GIVEN PROBLEM> Keep only the lines of the data below that contain "และบร", and copy them.
--- start ---
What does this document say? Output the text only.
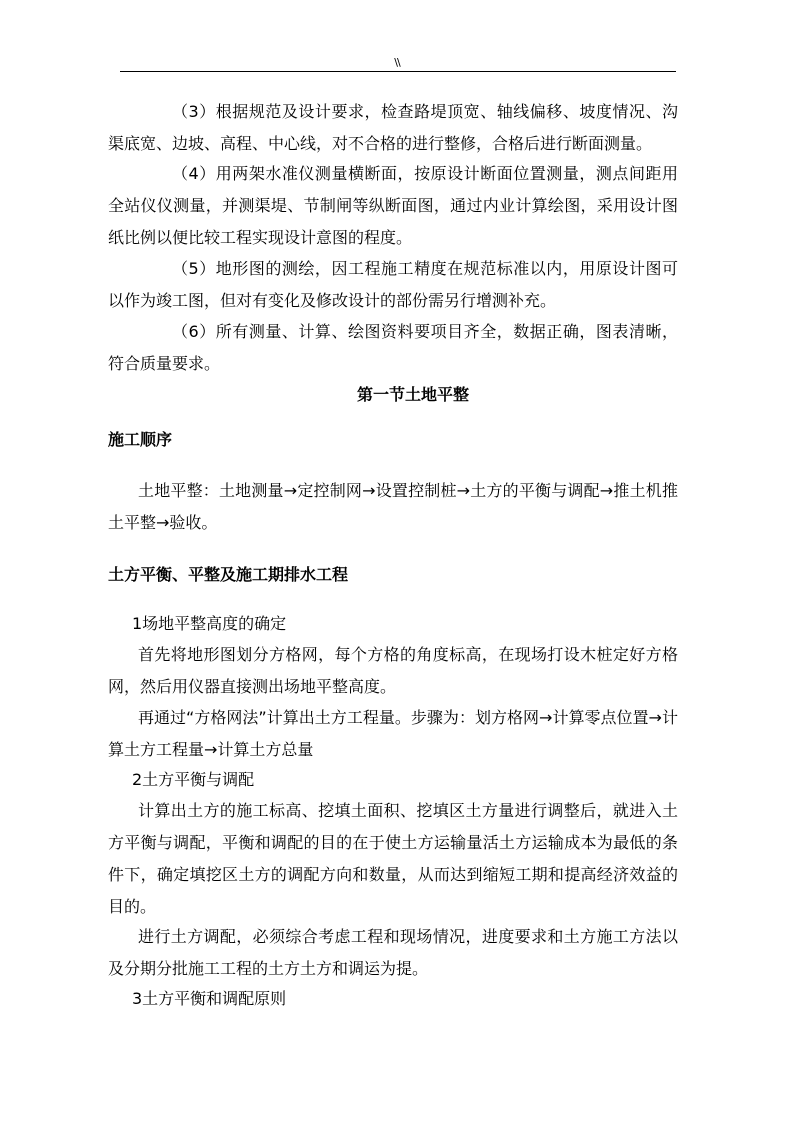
\\

（3）根据规范及设计要求，检查路堤顶宽、轴线偏移、坡度情况、沟渠底宽、边坡、高程、中心线，对不合格的进行整修，合格后进行断面测量。

（4）用两架水准仪测量横断面，按原设计断面位置测量，测点间距用全站仪仪测量，并测渠堤、节制闸等纵断面图，通过内业计算绘图，采用设计图纸比例以便比较工程实现设计意图的程度。

（5）地形图的测绘，因工程施工精度在规范标准以内，用原设计图可以作为竣工图，但对有变化及修改设计的部份需另行增测补充。

（6）所有测量、计算、绘图资料要项目齐全，数据正确，图表清晰，符合质量要求。

第一节土地平整
施工顺序

土地平整：土地测量→定控制网→设置控制桩→土方的平衡与调配→推土机推土平整→验收。

土方平衡、平整及施工期排水工程

1场地平整高度的确定

首先将地形图划分方格网，每个方格的角度标高，在现场打设木桩定好方格网，然后用仪器直接测出场地平整高度。

再通过“方格网法”计算出土方工程量。步骤为：划方格网→计算零点位置→计算土方工程量→计算土方总量

2土方平衡与调配

计算出土方的施工标高、挖填土面积、挖填区土方量进行调整后，就进入土方平衡与调配，平衡和调配的目的在于使土方运输量活土方运输成本为最低的条件下，确定填挖区土方的调配方向和数量，从而达到缩短工期和提高经济效益的目的。

进行土方调配，必须综合考虑工程和现场情况，进度要求和土方施工方法以及分期分批施工工程的土方土方和调运为提。

3土方平衡和调配原则
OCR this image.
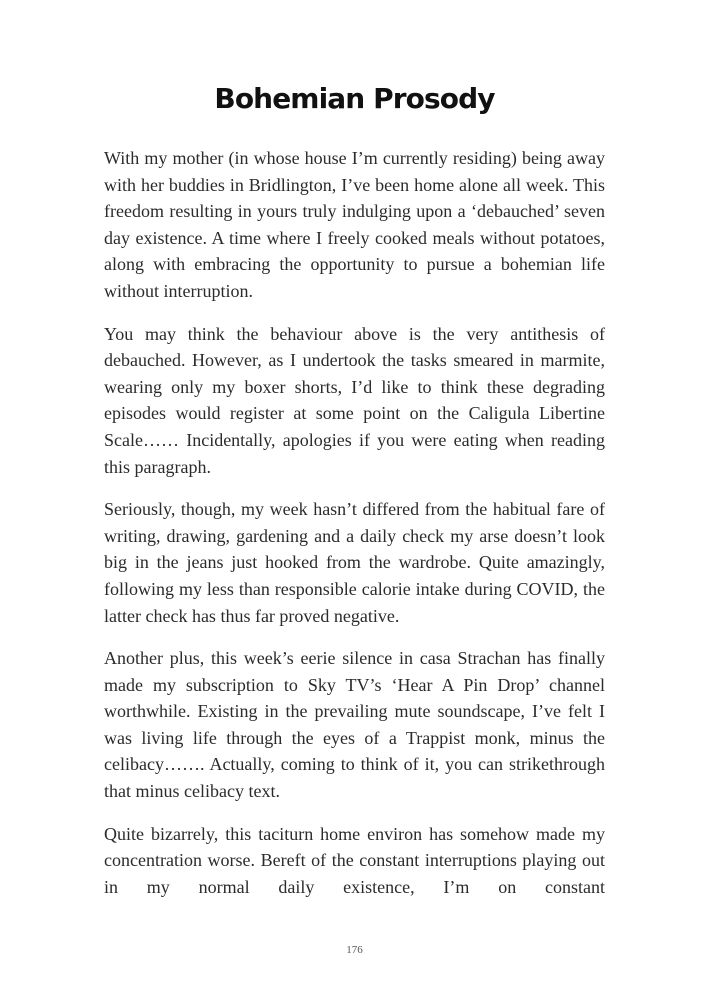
Bohemian Prosody

With my mother (in whose house I’m currently residing) being away with her buddies in Bridlington, I’ve been home alone all week. This freedom resulting in yours truly indulging upon a ‘debauched’ seven day existence. A time where I freely cooked meals without potatoes, along with embracing the opportunity to pursue a bohemian life without interruption.

You may think the behaviour above is the very antithesis of debauched. However, as I undertook the tasks smeared in marmite, wearing only my boxer shorts, I’d like to think these degrading episodes would register at some point on the Caligula Libertine Scale…… Incidentally, apologies if you were eating when reading this paragraph.

Seriously, though, my week hasn’t differed from the habitual fare of writing, drawing, gardening and a daily check my arse doesn’t look big in the jeans just hooked from the wardrobe. Quite amazingly, following my less than responsible calorie intake during COVID, the latter check has thus far proved negative.

Another plus, this week’s eerie silence in casa Strachan has finally made my subscription to Sky TV’s ‘Hear A Pin Drop’ channel worthwhile. Existing in the prevailing mute soundscape, I’ve felt I was living life through the eyes of a Trappist monk, minus the celibacy……. Actually, coming to think of it, you can strikethrough that minus celibacy text.

Quite bizarrely, this taciturn home environ has somehow made my concentration worse. Bereft of the constant interruptions playing out in my normal daily existence, I’m on constant

176
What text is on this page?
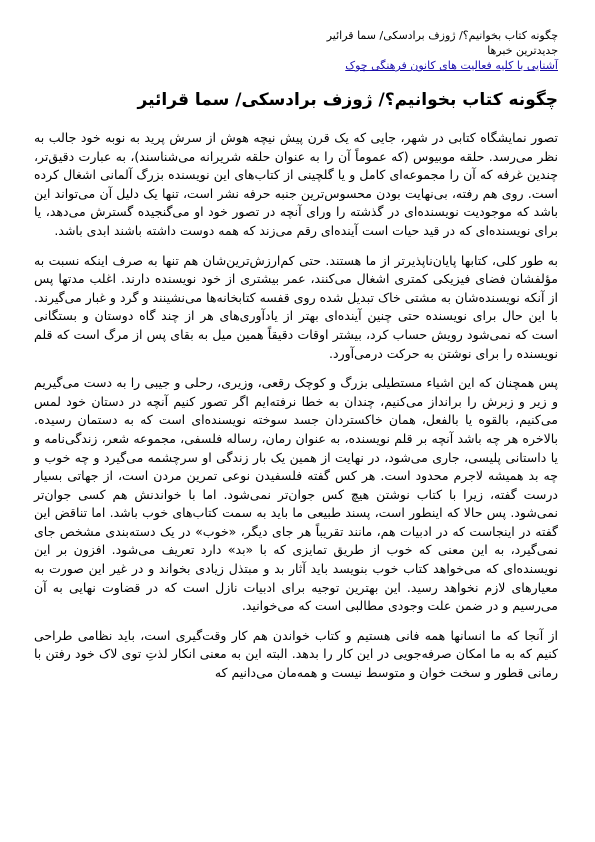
چگونه کتاب بخوانیم؟/ ژوزف برادسکی/ سما قرائیر
جدیدترین خبرها
آشنایی با کلیه فعالیت های کانون فرهنگی چوک
چگونه کتاب بخوانیم؟/ ژوزف برادسکی/ سما قرائیر

تصور نمایشگاه کتابی در شهر، جایی که یک قرن پیش نیچه هوش از سرش پرید به نوبه خود جالب به نظر می‌رسد. حلقه موبیوس (که عموماً آن را به عنوان حلقه شریرانه می‌شناسند)، به عبارت دقیق‌تر، چندین غرفه که آن را مجموعه‌ای کامل و یا گلچینی از کتاب‌های این نویسنده بزرگ آلمانی اشغال کرده است. روی هم رفته، بی‌نهایت بودن محسوس‌ترین جنبه حرفه نشر است، تنها یک دلیل آن می‌تواند این باشد که موجودیت نویسنده‌ای در گذشته را ورای آنچه در تصور خود او می‌گنجیده گسترش می‌دهد، یا برای نویسنده‌ای که در قید حیات است آینده‌ای رقم می‌زند که همه دوست داشته باشند ابدی باشد.

به طور کلی، کتابها پایان‌ناپذیرتر از ما هستند. حتی کم‌ارزش‌ترین‌شان هم تنها به صرف اینکه نسبت به مؤلفشان فضای فیزیکی کمتری اشغال می‌کنند، عمر بیشتری از خود نویسنده دارند. اغلب مدتها پس از آنکه نویسنده‌شان به مشتی خاک تبدیل شده روی قفسه کتابخانه‌ها می‌نشینند و گرد و غبار می‌گیرند. با این حال برای نویسنده حتی چنین آینده‌ای بهتر از یادآوری‌های هر از چند گاه دوستان و بستگانی است که نمی‌شود رویش حساب کرد، بیشتر اوقات دقیقاً همین میل به بقای پس از مرگ است که قلم نویسنده را برای نوشتن به حرکت درمی‌آورد.

پس همچنان که این اشیاء مستطیلی بزرگ و کوچک رقعی، وزیری، رحلی و جیبی را به دست می‌گیریم و زیر و زبرش را برانداز می‌کنیم، چندان به خطا نرفته‌ایم اگر تصور کنیم آنچه در دستان خود لمس می‌کنیم، بالقوه یا بالفعل، همان خاکستردان جسد سوخته نویسنده‌ای است که به دستمان رسیده. بالاخره هر چه باشد آنچه بر قلم نویسنده، به عنوان رمان، رساله فلسفی، مجموعه شعر، زندگی‌نامه و یا داستانی پلیسی، جاری می‌شود، در نهایت از همین یک بار زندگی او سرچشمه می‌گیرد و چه خوب و چه بد همیشه لاجرم محدود است. هر کس گفته فلسفیدن نوعی تمرین مردن است، از جهاتی بسیار درست گفته، زیرا با کتاب نوشتن هیچ کس جوان‌تر نمی‌شود. اما با خواندنش هم کسی جوان‌تر نمی‌شود. پس حالا که اینطور است، پسند طبیعی ما باید به سمت کتاب‌های خوب باشد. اما تناقض این گفته در اینجاست که در ادبیات هم، مانند تقریباً هر جای دیگر، «خوب» در یک دسته‌بندی مشخص جای نمی‌گیرد، به این معنی که خوب از طریق تمایزی که با «بد» دارد تعریف می‌شود. افزون بر این نویسنده‌ای که می‌خواهد کتاب خوب بنویسد باید آثار بد و مبتذل زیادی بخواند و در غیر این صورت به معیارهای لازم نخواهد رسید. این بهترین توجیه برای ادبیات نازل است که در قضاوت نهایی به آن می‌رسیم و در ضمن علت وجودی مطالبی است که می‌خوانید.

از آنجا که ما انسانها همه فانی هستیم و کتاب خواندن هم کار وقت‌گیری است، باید نظامی طراحی کنیم که به ما امکان صرفه‌جویی در این کار را بدهد. البته این به معنی انکار لذتِ توی لاک خود رفتن با رمانی قطور و سخت خوان و متوسط نیست و همه‌مان می‌دانیم که
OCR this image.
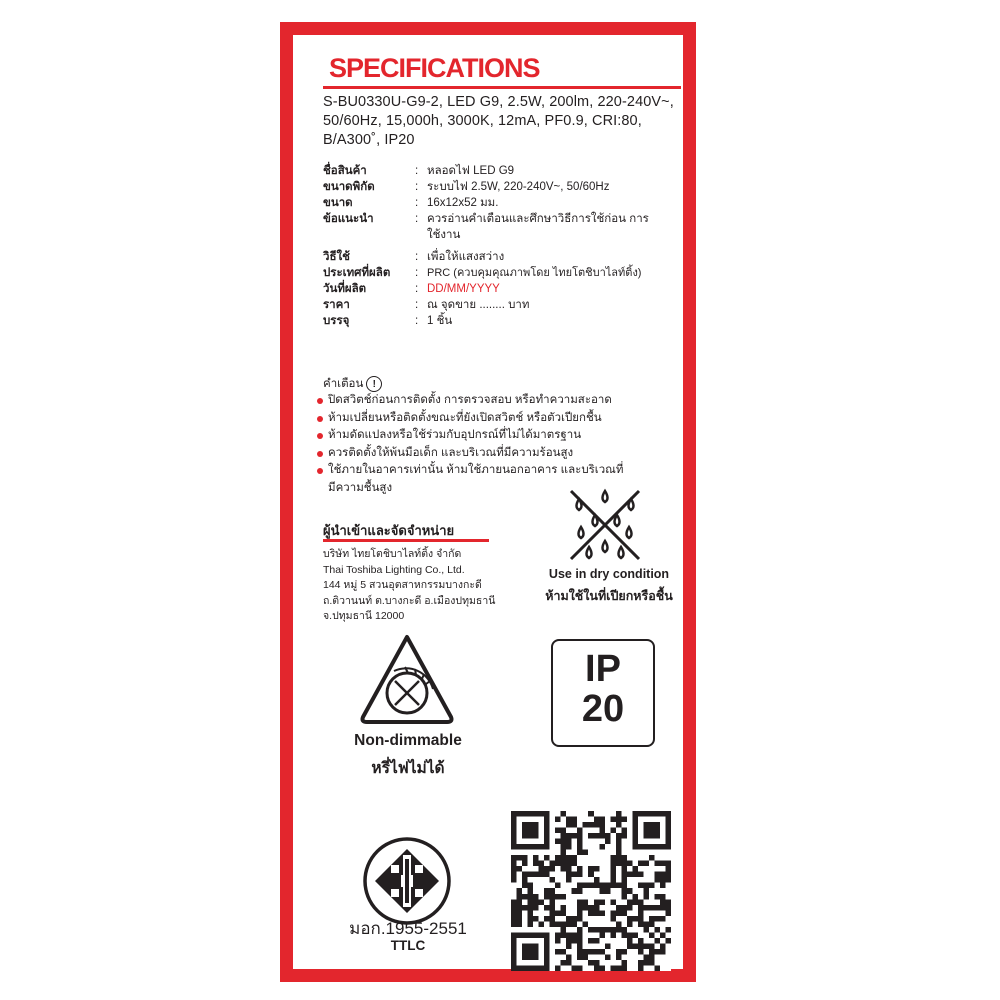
SPECIFICATIONS
S-BU0330U-G9-2, LED G9, 2.5W, 200lm, 220-240V~, 50/60Hz, 15,000h, 3000K, 12mA, PF0.9, CRI:80, B/A300˚, IP20
ชื่อสินค้า	: หลอดไฟ LED G9
ขนาดพิกัด	: ระบบไฟ 2.5W, 220-240V~, 50/60Hz
ขนาด	: 16x12x52 มม.
ข้อแนะนำ	: ควรอ่านคำเตือนและศึกษาวิธีการใช้ก่อน การใช้งาน
วิธีใช้	: เพื่อให้แสงสว่าง
ประเทศที่ผลิต	: PRC (ควบคุมคุณภาพโดย ไทยโตชิบาไลท์ติ้ง)
วันที่ผลิต	: DD/MM/YYYY
ราคา	: ณ จุดขาย ........ บาท
บรรจุ	: 1 ชิ้น
คำเตือน !
ปิดสวิตช์ก่อนการติดตั้ง การตรวจสอบ หรือทำความสะอาด
ห้ามเปลี่ยนหรือติดตั้งขณะที่ยังเปิดสวิตช์ หรือตัวเปียกชื้น
ห้ามดัดแปลงหรือใช้ร่วมกับอุปกรณ์ที่ไม่ได้มาตรฐาน
ควรติดตั้งให้พ้นมือเด็ก และบริเวณที่มีความร้อนสูง
ใช้ภายในอาคารเท่านั้น ห้ามใช้ภายนอกอาคาร และบริเวณที่มีความชื้นสูง
ผู้นำเข้าและจัดจำหน่าย
บริษัท ไทยโตชิบาไลท์ติ้ง จำกัด
Thai Toshiba Lighting Co., Ltd.
144 หมู่ 5 สวนอุตสาหกรรมบางกะดี
ถ.ติวานนท์ ต.บางกะดี อ.เมืองปทุมธานี
จ.ปทุมธานี 12000
Use in dry condition
ห้ามใช้ในที่เปียกหรือชื้น
Non-dimmable
หรี่ไฟไม่ได้
IP
20
มอก.1955-2551
TTLC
--- end ---
ANSWER FOR THIS EXERCISE>
ควรติดตั้งให้พ้นมือเด็ก และบริเวณที่มีความร้อนสูง
ใช้ภายในอาคารเท่านั้น ห้ามใช้ภายนอกอาคาร และบริเวณที่มีความชื้นสูง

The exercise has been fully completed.